══ Input rows

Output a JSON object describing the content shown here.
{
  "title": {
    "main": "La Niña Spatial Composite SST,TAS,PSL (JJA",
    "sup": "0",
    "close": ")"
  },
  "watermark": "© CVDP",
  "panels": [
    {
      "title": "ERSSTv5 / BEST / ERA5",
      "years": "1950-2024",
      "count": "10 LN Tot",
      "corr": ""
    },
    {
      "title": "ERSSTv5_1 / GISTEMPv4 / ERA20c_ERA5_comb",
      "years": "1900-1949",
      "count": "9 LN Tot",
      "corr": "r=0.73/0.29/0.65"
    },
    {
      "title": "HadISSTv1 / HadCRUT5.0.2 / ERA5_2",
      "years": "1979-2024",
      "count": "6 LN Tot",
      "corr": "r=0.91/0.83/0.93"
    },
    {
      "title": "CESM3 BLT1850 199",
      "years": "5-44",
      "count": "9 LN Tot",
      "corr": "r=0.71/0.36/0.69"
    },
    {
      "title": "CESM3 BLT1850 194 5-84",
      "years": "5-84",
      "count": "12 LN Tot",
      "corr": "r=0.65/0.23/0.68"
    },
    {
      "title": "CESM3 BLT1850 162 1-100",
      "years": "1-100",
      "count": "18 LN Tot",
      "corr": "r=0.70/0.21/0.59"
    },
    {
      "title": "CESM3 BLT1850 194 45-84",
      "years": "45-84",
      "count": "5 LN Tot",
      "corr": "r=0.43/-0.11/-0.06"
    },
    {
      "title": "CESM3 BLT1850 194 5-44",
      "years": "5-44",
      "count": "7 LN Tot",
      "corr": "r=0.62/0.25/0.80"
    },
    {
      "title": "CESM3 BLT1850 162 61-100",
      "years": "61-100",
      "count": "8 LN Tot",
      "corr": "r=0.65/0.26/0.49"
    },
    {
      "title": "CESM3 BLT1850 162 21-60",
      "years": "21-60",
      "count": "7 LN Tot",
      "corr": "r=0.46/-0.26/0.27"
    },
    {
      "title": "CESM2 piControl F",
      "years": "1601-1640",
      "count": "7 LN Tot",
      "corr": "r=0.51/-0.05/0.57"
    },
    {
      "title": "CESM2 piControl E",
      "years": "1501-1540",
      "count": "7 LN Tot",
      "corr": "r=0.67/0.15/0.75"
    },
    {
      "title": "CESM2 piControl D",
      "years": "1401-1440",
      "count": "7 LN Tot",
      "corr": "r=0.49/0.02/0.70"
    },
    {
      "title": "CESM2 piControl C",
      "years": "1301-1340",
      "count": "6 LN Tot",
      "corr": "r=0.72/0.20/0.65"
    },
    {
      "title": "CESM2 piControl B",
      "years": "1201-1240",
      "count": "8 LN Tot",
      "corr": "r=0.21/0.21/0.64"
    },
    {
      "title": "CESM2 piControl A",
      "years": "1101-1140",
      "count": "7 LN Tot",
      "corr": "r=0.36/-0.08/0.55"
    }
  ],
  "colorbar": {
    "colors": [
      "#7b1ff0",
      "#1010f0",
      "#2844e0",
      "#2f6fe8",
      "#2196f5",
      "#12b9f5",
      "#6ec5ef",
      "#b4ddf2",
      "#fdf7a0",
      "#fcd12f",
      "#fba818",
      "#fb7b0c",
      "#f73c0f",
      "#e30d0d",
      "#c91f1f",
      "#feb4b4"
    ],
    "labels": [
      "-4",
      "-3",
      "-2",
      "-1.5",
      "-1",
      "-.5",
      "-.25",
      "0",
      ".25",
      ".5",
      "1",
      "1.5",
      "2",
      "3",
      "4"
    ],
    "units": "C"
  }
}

════

→ **Objective**
Set down the listing above in full, please, exactly as it appears.

→ **Answer to the task**
Output a JSON object describing the content shown here.
{
  "title": {
    "main": "La Niña Spatial Composite SST,TAS,PSL (JJA",
    "sup": "0",
    "close": ")"
  },
  "watermark": "© CVDP",
  "panels": [
    {
      "title": "ERSSTv5 / BEST / ERA5",
      "years": "1950-2024",
      "count": "10 LN Tot",
      "corr": ""
    },
    {
      "title": "ERSSTv5_1 / GISTEMPv4 / ERA20c_ERA5_comb",
      "years": "1900-1949",
      "count": "9 LN Tot",
      "corr": "r=0.73/0.29/0.65"
    },
    {
      "title": "HadISSTv1 / HadCRUT5.0.2 / ERA5_2",
      "years": "1979-2024",
      "count": "6 LN Tot",
      "corr": "r=0.91/0.83/0.93"
    },
    {
      "title": "CESM3 BLT1850 199",
      "years": "5-44",
      "count": "9 LN Tot",
      "corr": "r=0.71/0.36/0.69"
    },
    {
      "title": "CESM3 BLT1850 194 5-84",
      "years": "5-84",
      "count": "12 LN Tot",
      "corr": "r=0.65/0.23/0.68"
    },
    {
      "title": "CESM3 BLT1850 162 1-100",
      "years": "1-100",
      "count": "18 LN Tot",
      "corr": "r=0.70/0.21/0.59"
    },
    {
      "title": "CESM3 BLT1850 194 45-84",
      "years": "45-84",
      "count": "5 LN Tot",
      "corr": "r=0.43/-0.11/-0.06"
    },
    {
      "title": "CESM3 BLT1850 194 5-44",
      "years": "5-44",
      "count": "7 LN Tot",
      "corr": "r=0.62/0.25/0.80"
    },
    {
      "title": "CESM3 BLT1850 162 61-100",
      "years": "61-100",
      "count": "8 LN Tot",
      "corr": "r=0.65/0.26/0.49"
    },
    {
      "title": "CESM3 BLT1850 162 21-60",
      "years": "21-60",
      "count": "7 LN Tot",
      "corr": "r=0.46/-0.26/0.27"
    },
    {
      "title": "CESM2 piControl F",
      "years": "1601-1640",
      "count": "7 LN Tot",
      "corr": "r=0.51/-0.05/0.57"
    },
    {
      "title": "CESM2 piControl E",
      "years": "1501-1540",
      "count": "7 LN Tot",
      "corr": "r=0.67/0.15/0.75"
    },
    {
      "title": "CESM2 piControl D",
      "years": "1401-1440",
      "count": "7 LN Tot",
      "corr": "r=0.49/0.02/0.70"
    },
    {
      "title": "CESM2 piControl C",
      "years": "1301-1340",
      "count": "6 LN Tot",
      "corr": "r=0.72/0.20/0.65"
    },
    {
      "title": "CESM2 piControl B",
      "years": "1201-1240",
      "count": "8 LN Tot",
      "corr": "r=0.21/0.21/0.64"
    },
    {
      "title": "CESM2 piControl A",
      "years": "1101-1140",
      "count": "7 LN Tot",
      "corr": "r=0.36/-0.08/0.55"
    }
  ],
  "colorbar": {
    "colors": [
      "#7b1ff0",
      "#1010f0",
      "#2844e0",
      "#2f6fe8",
      "#2196f5",
      "#12b9f5",
      "#6ec5ef",
      "#b4ddf2",
      "#fdf7a0",
      "#fcd12f",
      "#fba818",
      "#fb7b0c",
      "#f73c0f",
      "#e30d0d",
      "#c91f1f",
      "#feb4b4"
    ],
    "labels": [
      "-4",
      "-3",
      "-2",
      "-1.5",
      "-1",
      "-.5",
      "-.25",
      "0",
      ".25",
      ".5",
      "1",
      "1.5",
      "2",
      "3",
      "4"
    ],
    "units": "C"
  }
}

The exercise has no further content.